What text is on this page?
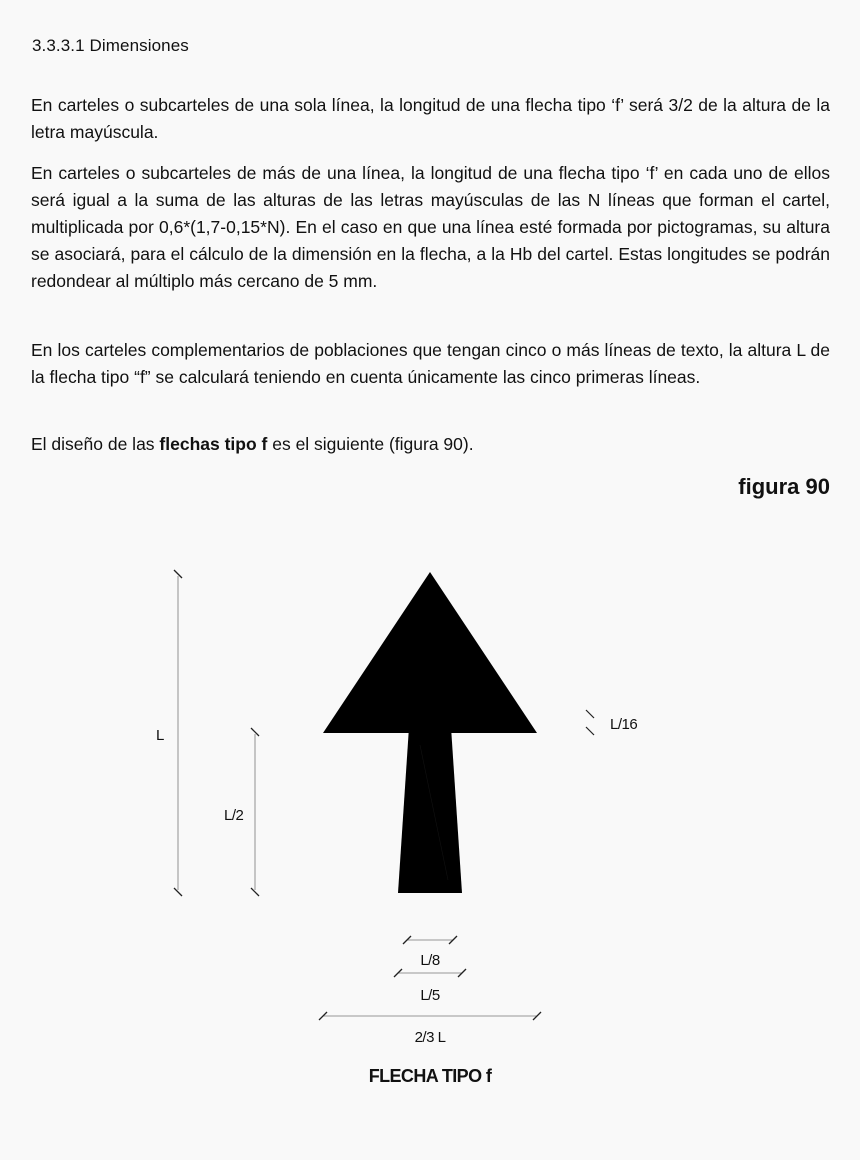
3.3.3.1 Dimensiones

En carteles o subcarteles de una sola línea, la longitud de una flecha tipo ‘f’ será 3/2 de la altura de la letra mayúscula.

En carteles o subcarteles de más de una línea, la longitud de una flecha tipo ‘f’ en cada uno de ellos será igual a la suma de las alturas de las letras mayúsculas de las N líneas que forman el cartel, multiplicada por 0,6*(1,7-0,15*N). En el caso en que una línea esté formada por pictogramas, su altura se asociará, para el cálculo de la dimensión en la flecha, a la Hb del cartel. Estas longitudes se podrán redondear al múltiplo más cercano de 5 mm.

En los carteles complementarios de poblaciones que tengan cinco o más líneas de texto, la altura L de la flecha tipo “f” se calculará teniendo en cuenta únicamente las cinco primeras líneas.

El diseño de las flechas tipo f es el siguiente (figura 90).

figura 90
L
L/2
L/16
L/8
L/5
2/3 L
FLECHA TIPO f
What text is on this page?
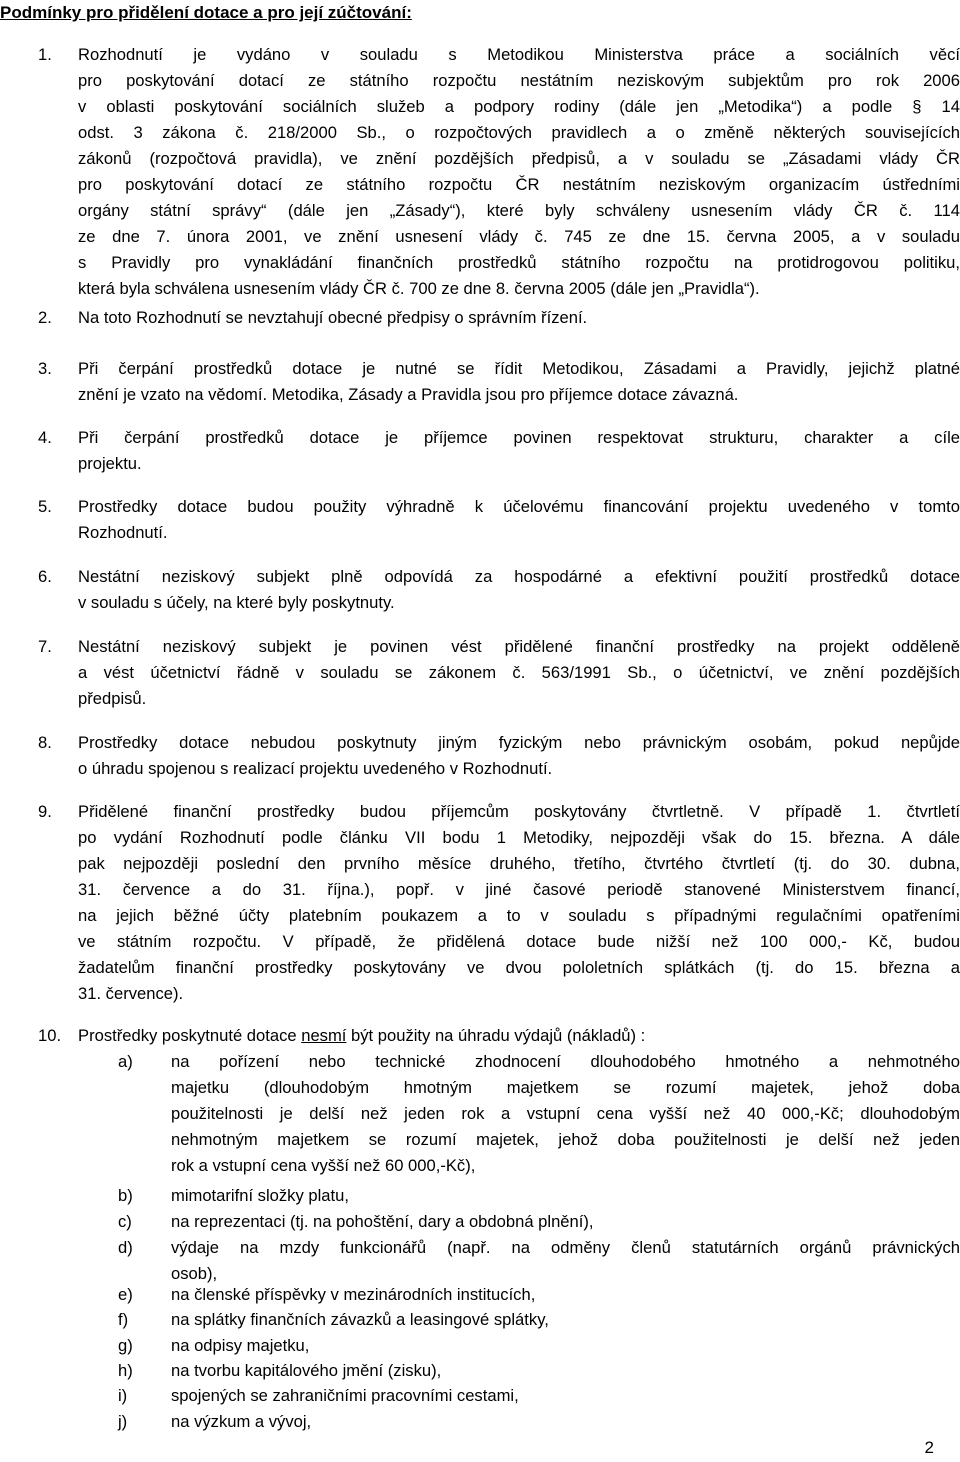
Podmínky pro přidělení dotace a pro její zúčtování:
1. Rozhodnutí je vydáno v souladu s Metodikou Ministerstva práce a sociálních věcí
pro poskytování dotací ze státního rozpočtu nestátním neziskovým subjektům pro rok 2006
v oblasti poskytování sociálních služeb a podpory rodiny (dále jen „Metodika“) a podle § 14
odst. 3 zákona č. 218/2000 Sb., o rozpočtových pravidlech a o změně některých souvisejících
zákonů (rozpočtová pravidla), ve znění pozdějších předpisů, a v souladu se „Zásadami vlády ČR
pro poskytování dotací ze státního rozpočtu ČR nestátním neziskovým organizacím ústředními
orgány státní správy“ (dále jen „Zásady“), které byly schváleny usnesením vlády ČR č. 114
ze dne 7. února 2001, ve znění usnesení vlády č. 745 ze dne 15. června 2005, a v souladu
s Pravidly pro vynakládání finančních prostředků státního rozpočtu na protidrogovou politiku,
která byla schválena usnesením vlády ČR č. 700 ze dne 8. června 2005 (dále jen „Pravidla“).
2. Na toto Rozhodnutí se nevztahují obecné předpisy o správním řízení.
3. Při čerpání prostředků dotace je nutné se řídit Metodikou, Zásadami a Pravidly, jejichž platné
znění je vzato na vědomí. Metodika, Zásady a Pravidla jsou pro příjemce dotace závazná.
4. Při čerpání prostředků dotace je příjemce povinen respektovat strukturu, charakter a cíle
projektu.
5. Prostředky dotace budou použity výhradně k účelovému financování projektu uvedeného v tomto
Rozhodnutí.
6. Nestátní neziskový subjekt plně odpovídá za hospodárné a efektivní použití prostředků dotace
v souladu s účely, na které byly poskytnuty.
7. Nestátní neziskový subjekt je povinen vést přidělené finanční prostředky na projekt odděleně
a vést účetnictví řádně v souladu se zákonem č. 563/1991 Sb., o účetnictví, ve znění pozdějších
předpisů.
8. Prostředky dotace nebudou poskytnuty jiným fyzickým nebo právnickým osobám, pokud nepůjde
o úhradu spojenou s realizací projektu uvedeného v Rozhodnutí.
9. Přidělené finanční prostředky budou příjemcům poskytovány čtvrtletně. V případě 1. čtvrtletí
po vydání Rozhodnutí podle článku VII bodu 1 Metodiky, nejpozději však do 15. března. A dále
pak nejpozději poslední den prvního měsíce druhého, třetího, čtvrtého čtvrtletí (tj. do 30. dubna,
31. července a do 31. října.), popř. v jiné časové periodě stanovené Ministerstvem financí,
na jejich běžné účty platebním poukazem a to v souladu s případnými regulačními opatřeními
ve státním rozpočtu. V případě, že přidělená dotace bude nižší než 100 000,- Kč, budou
žadatelům finanční prostředky poskytovány ve dvou pololetních splátkách (tj. do 15. března a
31. července).
10. Prostředky poskytnuté dotace nesmí být použity na úhradu výdajů (nákladů) :
a) na pořízení nebo technické zhodnocení dlouhodobého hmotného a nehmotného
majetku (dlouhodobým hmotným majetkem se rozumí majetek, jehož doba
použitelnosti je delší než jeden rok a vstupní cena vyšší než 40 000,-Kč; dlouhodobým
nehmotným majetkem se rozumí majetek, jehož doba použitelnosti je delší než jeden
rok a vstupní cena vyšší než 60 000,-Kč),
b) mimotarifní složky platu,
c) na reprezentaci (tj. na pohoštění, dary a obdobná plnění),
d) výdaje na mzdy funkcionářů (např. na odměny členů statutárních orgánů právnických
osob),
e) na členské příspěvky v mezinárodních institucích,
f)	na splátky finančních závazků a leasingové splátky,
g) na odpisy majetku,
h) na tvorbu kapitálového jmění (zisku),
i)	spojených se zahraničními pracovními cestami,
j)	na výzkum a vývoj,
2
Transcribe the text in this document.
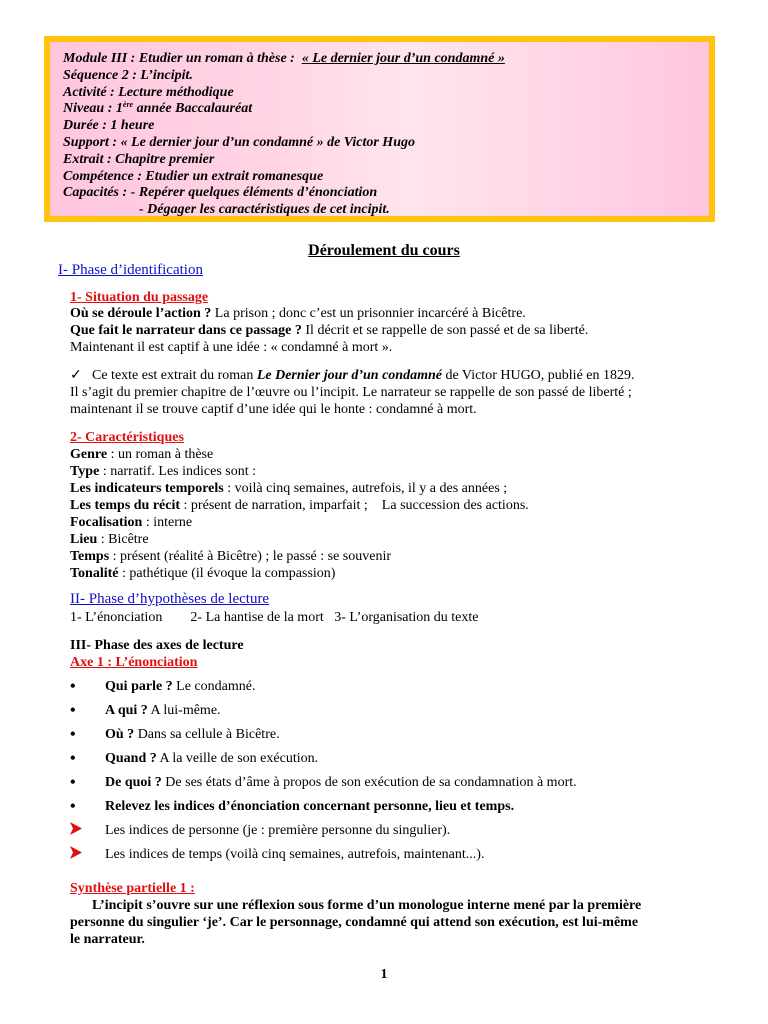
Module III : Etudier un roman à thèse : « Le dernier jour d’un condamné »
Séquence 2 : L’incipit.
Activité : Lecture méthodique
Niveau : 1ère année Baccalauréat
Durée : 1 heure
Support : « Le dernier jour d’un condamné » de Victor Hugo
Extrait : Chapitre premier
Compétence : Etudier un extrait romanesque
Capacités : - Repérer quelques éléments d’énonciation
- Dégager les caractéristiques de cet incipit.
Déroulement du cours
I- Phase d’identification
1- Situation du passage

Où se déroule l’action ? La prison ; donc c’est un prisonnier incarcéré à Bicêtre.

Que fait le narrateur dans ce passage ? Il décrit et se rappelle de son passé et de sa liberté.

Maintenant il est captif à une idée : « condamné à mort ».

✓ Ce texte est extrait du roman Le Dernier jour d’un condamné de Victor HUGO, publié en 1829.

Il s’agit du premier chapitre de l’œuvre ou l’incipit. Le narrateur se rappelle de son passé de liberté ;

maintenant il se trouve captif d’une idée qui le honte : condamné à mort.

2- Caractéristiques

Genre : un roman à thèse

Type : narratif. Les indices sont :

Les indicateurs temporels : voilà cinq semaines, autrefois, il y a des années ;

Les temps du récit : présent de narration, imparfait ;    La succession des actions.

Focalisation : interne

Lieu : Bicêtre

Temps : présent (réalité à Bicêtre) ; le passé : se souvenir

Tonalité : pathétique (il évoque la compassion)

II- Phase d’hypothèses de lecture
1- L’énonciation 2- La hantise de la mort 3- L’organisation du texte
III- Phase des axes de lecture
Axe 1 : L’énonciation
•	Qui parle ? Le condamné.
•	A qui ? A lui-même.
•	Où ? Dans sa cellule à Bicêtre.
•	Quand ? A la veille de son exécution.
•	De quoi ? De ses états d’âme à propos de son exécution de sa condamnation à mort.
•	Relevez les indices d’énonciation concernant personne, lieu et temps.
Les indices de personne (je : première personne du singulier).
Les indices de temps (voilà cinq semaines, autrefois, maintenant...).
Synthèse partielle 1 :

L’incipit s’ouvre sur une réflexion sous forme d’un monologue interne mené par la première

personne du singulier ‘je’. Car le personnage, condamné qui attend son exécution, est lui-même

le narrateur.

1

Given task => State how many lines of the listing include "Metodika", and nothing more.

Task response => 2